TASK
Without the images, print all the entries below exactly as given.

-- -- --

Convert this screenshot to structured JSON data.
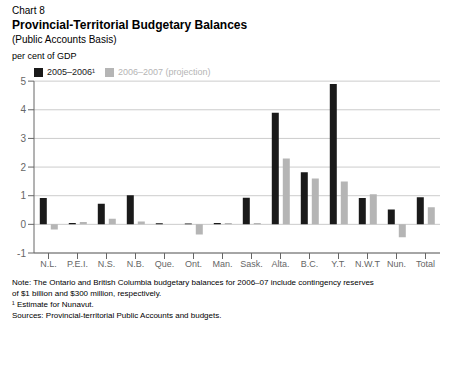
{
  "chart_data": {
    "type": "bar",
    "chart_label": "Chart 8",
    "title": "Provincial-Territorial Budgetary Balances",
    "subtitle": "(Public Accounts Basis)",
    "y_label": "per cent of GDP",
    "categories": [
      "N.L.",
      "P.E.I.",
      "N.S.",
      "N.B.",
      "Que.",
      "Ont.",
      "Man.",
      "Sask.",
      "Alta.",
      "B.C.",
      "Y.T.",
      "N.W.T",
      "Nun.",
      "Total"
    ],
    "series": [
      {
        "name": "2005–2006¹",
        "color": "#1a1a1a",
        "values": [
          0.92,
          0.05,
          0.72,
          1.02,
          0.04,
          0.03,
          0.05,
          0.93,
          3.9,
          1.82,
          4.9,
          0.92,
          0.52,
          0.95
        ]
      },
      {
        "name": "2006–2007 (projection)",
        "color": "#b5b5b5",
        "values": [
          -0.18,
          0.08,
          0.2,
          0.1,
          0.0,
          -0.35,
          0.05,
          0.05,
          2.3,
          1.6,
          1.5,
          1.05,
          -0.45,
          0.6
        ]
      }
    ],
    "ylim": [
      -1,
      5
    ],
    "yticks": [
      -1,
      0,
      1,
      2,
      3,
      4,
      5
    ],
    "grid": true,
    "legend": "upper left",
    "notes": [
      "Note: The Ontario and British Columbia budgetary balances for 2006–07 include contingency reserves",
      "of $1 billion and $300 million, respectively.",
      "¹ Estimate for Nunavut.",
      "Sources: Provincial-territorial Public Accounts and budgets."
    ]
  }
}
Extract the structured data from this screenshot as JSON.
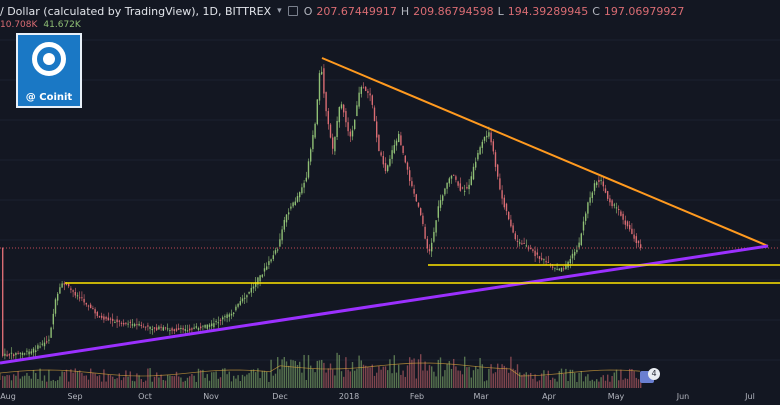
{
  "header": {
    "title": "/ Dollar (calculated by TradingView), 1D, BITTREX",
    "ohlc": [
      {
        "key": "O",
        "value": "207.67449917"
      },
      {
        "key": "H",
        "value": "209.86794598"
      },
      {
        "key": "L",
        "value": "194.39289945"
      },
      {
        "key": "C",
        "value": "197.06979927"
      }
    ]
  },
  "volume_readout": [
    "10.708K",
    "41.672K"
  ],
  "logo": {
    "label": "@ Coinit"
  },
  "badge": {
    "count": "4"
  },
  "x_axis_labels": [
    "Aug",
    "Sep",
    "Oct",
    "Nov",
    "Dec",
    "2018",
    "Feb",
    "Mar",
    "Apr",
    "May",
    "Jun",
    "Jul"
  ],
  "colors": {
    "background": "#131722",
    "up": "#8fbf75",
    "down": "#d96c73",
    "resistance": "#ff9a1f",
    "support_levels": "#ffe600",
    "support_trend": "#9b30ff"
  }
}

-- -- --

RESULT OF THIS TASK
Convert this screenshot to structured JSON data.
{
  "chart_data": {
    "type": "bar",
    "chart_label": "Chart 8",
    "title": "Provincial-Territorial Budgetary Balances",
    "subtitle": "(Public Accounts Basis)",
    "y_label": "per cent of GDP",
    "categories": [
      "N.L.",
      "P.E.I.",
      "N.S.",
      "N.B.",
      "Que.",
      "Ont.",
      "Man.",
      "Sask.",
      "Alta.",
      "B.C.",
      "Y.T.",
      "N.W.T",
      "Nun.",
      "Total"
    ],
    "series": [
      {
        "name": "2005–2006¹",
        "color": "#1a1a1a",
        "values": [
          0.92,
          0.05,
          0.72,
          1.02,
          0.04,
          0.03,
          0.05,
          0.93,
          3.9,
          1.82,
          4.9,
          0.92,
          0.52,
          0.95
        ]
      },
      {
        "name": "2006–2007 (projection)",
        "color": "#b5b5b5",
        "values": [
          -0.18,
          0.08,
          0.2,
          0.1,
          0.0,
          -0.35,
          0.05,
          0.05,
          2.3,
          1.6,
          1.5,
          1.05,
          -0.45,
          0.6
        ]
      }
    ],
    "ylim": [
      -1,
      5
    ],
    "yticks": [
      -1,
      0,
      1,
      2,
      3,
      4,
      5
    ],
    "grid": true,
    "legend": "upper left",
    "notes": [
      "Note: The Ontario and British Columbia budgetary balances for 2006–07 include contingency reserves",
      "of $1 billion and $300 million, respectively.",
      "¹ Estimate for Nunavut.",
      "Sources: Provincial-territorial Public Accounts and budgets."
    ]
  }
}
Extract the structured data from this screenshot as JSON.
{
  "header": {
    "title": "/ Dollar (calculated by TradingView), 1D, BITTREX",
    "ohlc": [
      {
        "key": "O",
        "value": "207.67449917"
      },
      {
        "key": "H",
        "value": "209.86794598"
      },
      {
        "key": "L",
        "value": "194.39289945"
      },
      {
        "key": "C",
        "value": "197.06979927"
      }
    ]
  },
  "volume_readout": [
    "10.708K",
    "41.672K"
  ],
  "logo": {
    "label": "@ Coinit"
  },
  "badge": {
    "count": "4"
  },
  "x_axis_labels": [
    "Aug",
    "Sep",
    "Oct",
    "Nov",
    "Dec",
    "2018",
    "Feb",
    "Mar",
    "Apr",
    "May",
    "Jun",
    "Jul"
  ],
  "colors": {
    "background": "#131722",
    "up": "#8fbf75",
    "down": "#d96c73",
    "resistance": "#ff9a1f",
    "support_levels": "#ffe600",
    "support_trend": "#9b30ff"
  }
}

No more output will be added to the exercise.